* Aufgabe 1: Kopiere aus der Auflistung die Zeilen vom Anfang bis einschließlich der Zeile mit „tile-floating-button[interactable]: 悬浮按钮: [45, 648, 142, 736]“ wortgleich.

::: Vorliegender Text :::

- Übergreifender Grund liegt in der Wertabstraktion durch das Geld. Dabei wird die gesellschaftliche Arbeit als abstrakte Größe dargestellt, die ihre Beziehung zur Produktion nicht mehr erkennen lässt. Als Geldfetisch scheint es unabhängig über der Produktion von Waren zu schweben, ja diese sogar als Verwertungsstimulus zu dominieren und in Gang zu setzen. Finanzsystem und produktiver Sektor scheinen auseinander zu fallen, sich verselbständigen zu können. In den Krisen, nämlich dann wenn Geld nicht wieder in Ware, also reelle Gebrauchswerte, umgetauscht werden soll, bricht der Schein des Geldfetischs zusammen. Auch der Schein, dass das Geld durch den Zins selbst produktiv sein könne.
Ursachen der jetzigen Krise sind mehrere: - - es gibt zuviel Liquidität durch: überteuerte Produkte, hohe Gewinne, mangelnde Konkurrenz, Monopole, Managergehälter, Gelder durch Ölgewinne ohne Produktion, Kapitalisierung der Renten und Pensionen –
- dann auf dem Finanzmarkt durch Derivatsysteme aufgeblähte Geldmenge, aufgeblähter Geldverleih ohne adäquate reale Gegenleistung in der Gegenwart.
- das Derivatsystem verschiebt die Produktionsverpflichtung, die durch die Verschuldung eingegangen wird, immer mehr in die Zukunft, der Gewinn eilt sozusagen der Zeit voraus. Durch die Optionen auf langfristig erwartbare Profite, Wetten auf die Zukunft wird scheinbar die Zirkulation beschleunigt, aber ohne dass der Umschlag im produktiven Sektor genauso schnell erfolgt.

::: Bereitgestellte Auflistung :::

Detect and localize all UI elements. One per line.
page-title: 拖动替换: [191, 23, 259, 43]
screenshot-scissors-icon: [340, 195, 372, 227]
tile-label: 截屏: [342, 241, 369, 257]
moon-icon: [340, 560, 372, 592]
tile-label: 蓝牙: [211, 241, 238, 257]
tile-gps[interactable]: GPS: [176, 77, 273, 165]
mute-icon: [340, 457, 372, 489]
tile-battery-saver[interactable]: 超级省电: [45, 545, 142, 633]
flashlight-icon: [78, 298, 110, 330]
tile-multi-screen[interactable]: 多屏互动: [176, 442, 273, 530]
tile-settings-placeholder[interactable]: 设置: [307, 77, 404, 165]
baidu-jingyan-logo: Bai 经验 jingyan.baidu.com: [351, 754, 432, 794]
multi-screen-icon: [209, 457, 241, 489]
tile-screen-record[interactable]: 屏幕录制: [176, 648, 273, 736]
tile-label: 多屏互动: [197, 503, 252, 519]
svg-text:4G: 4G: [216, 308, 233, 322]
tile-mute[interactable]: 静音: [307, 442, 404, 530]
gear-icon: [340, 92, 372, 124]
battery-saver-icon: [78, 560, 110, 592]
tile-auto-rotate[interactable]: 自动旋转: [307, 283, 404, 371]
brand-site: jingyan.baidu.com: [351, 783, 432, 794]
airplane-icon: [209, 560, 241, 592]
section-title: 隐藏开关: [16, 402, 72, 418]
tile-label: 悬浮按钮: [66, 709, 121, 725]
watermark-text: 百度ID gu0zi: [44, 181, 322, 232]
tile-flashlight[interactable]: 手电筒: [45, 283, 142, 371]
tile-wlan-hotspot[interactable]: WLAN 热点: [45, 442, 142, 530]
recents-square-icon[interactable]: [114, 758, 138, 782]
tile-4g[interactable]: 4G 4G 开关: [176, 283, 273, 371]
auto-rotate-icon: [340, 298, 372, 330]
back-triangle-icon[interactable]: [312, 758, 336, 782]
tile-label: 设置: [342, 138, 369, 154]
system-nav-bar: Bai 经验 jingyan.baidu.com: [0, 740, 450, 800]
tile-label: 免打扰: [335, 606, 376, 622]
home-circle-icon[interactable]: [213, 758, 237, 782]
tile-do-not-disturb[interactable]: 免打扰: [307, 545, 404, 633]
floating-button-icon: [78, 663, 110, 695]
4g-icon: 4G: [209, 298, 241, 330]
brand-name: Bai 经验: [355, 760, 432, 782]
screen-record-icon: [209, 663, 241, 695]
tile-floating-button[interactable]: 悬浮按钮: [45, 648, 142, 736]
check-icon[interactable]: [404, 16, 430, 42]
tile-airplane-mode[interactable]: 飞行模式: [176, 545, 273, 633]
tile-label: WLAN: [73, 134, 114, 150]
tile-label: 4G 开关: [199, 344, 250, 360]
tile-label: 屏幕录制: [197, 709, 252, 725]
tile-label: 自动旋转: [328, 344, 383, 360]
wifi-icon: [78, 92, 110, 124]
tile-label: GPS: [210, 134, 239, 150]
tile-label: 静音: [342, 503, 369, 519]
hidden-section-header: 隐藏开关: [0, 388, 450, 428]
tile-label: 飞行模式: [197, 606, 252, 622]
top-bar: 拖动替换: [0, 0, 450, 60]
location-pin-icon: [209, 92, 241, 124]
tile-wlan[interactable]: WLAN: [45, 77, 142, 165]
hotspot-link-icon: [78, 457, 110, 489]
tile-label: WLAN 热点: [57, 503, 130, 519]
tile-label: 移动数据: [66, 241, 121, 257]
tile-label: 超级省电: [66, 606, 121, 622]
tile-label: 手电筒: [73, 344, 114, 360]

:::

* Aufgabe 2: Welche Faktoren nennt der Text über die Krise als Gründe dafür, dass es zu viel Liquidität gibt? Zähle sie alle auf.

* Erwartete Ausgabe 1:
Detect and localize all UI elements. One per line.
page-title: 拖动替换: [191, 23, 259, 43]
screenshot-scissors-icon: [340, 195, 372, 227]
tile-label: 截屏: [342, 241, 369, 257]
moon-icon: [340, 560, 372, 592]
tile-label: 蓝牙: [211, 241, 238, 257]
tile-gps[interactable]: GPS: [176, 77, 273, 165]
mute-icon: [340, 457, 372, 489]
tile-battery-saver[interactable]: 超级省电: [45, 545, 142, 633]
flashlight-icon: [78, 298, 110, 330]
tile-multi-screen[interactable]: 多屏互动: [176, 442, 273, 530]
tile-settings-placeholder[interactable]: 设置: [307, 77, 404, 165]
baidu-jingyan-logo: Bai 经验 jingyan.baidu.com: [351, 754, 432, 794]
multi-screen-icon: [209, 457, 241, 489]
tile-screen-record[interactable]: 屏幕录制: [176, 648, 273, 736]
tile-label: 多屏互动: [197, 503, 252, 519]
svg-text:4G: 4G: [216, 308, 233, 322]
tile-mute[interactable]: 静音: [307, 442, 404, 530]
gear-icon: [340, 92, 372, 124]
battery-saver-icon: [78, 560, 110, 592]
tile-auto-rotate[interactable]: 自动旋转: [307, 283, 404, 371]
brand-site: jingyan.baidu.com: [351, 783, 432, 794]
airplane-icon: [209, 560, 241, 592]
section-title: 隐藏开关: [16, 402, 72, 418]
tile-label: 悬浮按钮: [66, 709, 121, 725]
watermark-text: 百度ID gu0zi: [44, 181, 322, 232]
tile-flashlight[interactable]: 手电筒: [45, 283, 142, 371]
tile-wlan-hotspot[interactable]: WLAN 热点: [45, 442, 142, 530]
recents-square-icon[interactable]: [114, 758, 138, 782]
tile-4g[interactable]: 4G 4G 开关: [176, 283, 273, 371]
auto-rotate-icon: [340, 298, 372, 330]
back-triangle-icon[interactable]: [312, 758, 336, 782]
tile-label: 设置: [342, 138, 369, 154]
system-nav-bar: Bai 经验 jingyan.baidu.com: [0, 740, 450, 800]
tile-label: 免打扰: [335, 606, 376, 622]
home-circle-icon[interactable]: [213, 758, 237, 782]
tile-do-not-disturb[interactable]: 免打扰: [307, 545, 404, 633]
floating-button-icon: [78, 663, 110, 695]
4g-icon: 4G: [209, 298, 241, 330]
brand-name: Bai 经验: [355, 760, 432, 782]
screen-record-icon: [209, 663, 241, 695]
tile-floating-button[interactable]: 悬浮按钮: [45, 648, 142, 736]

* Erwartete Ausgabe 2:
- überteuerte Produkte
- hohe Gewinne
- mangelnde Konkurrenz
- Monopole
- Managergehälter
- Gelder durch Ölgewinne ohne Produktion
- Kapitalisierung der Renten und Pensionen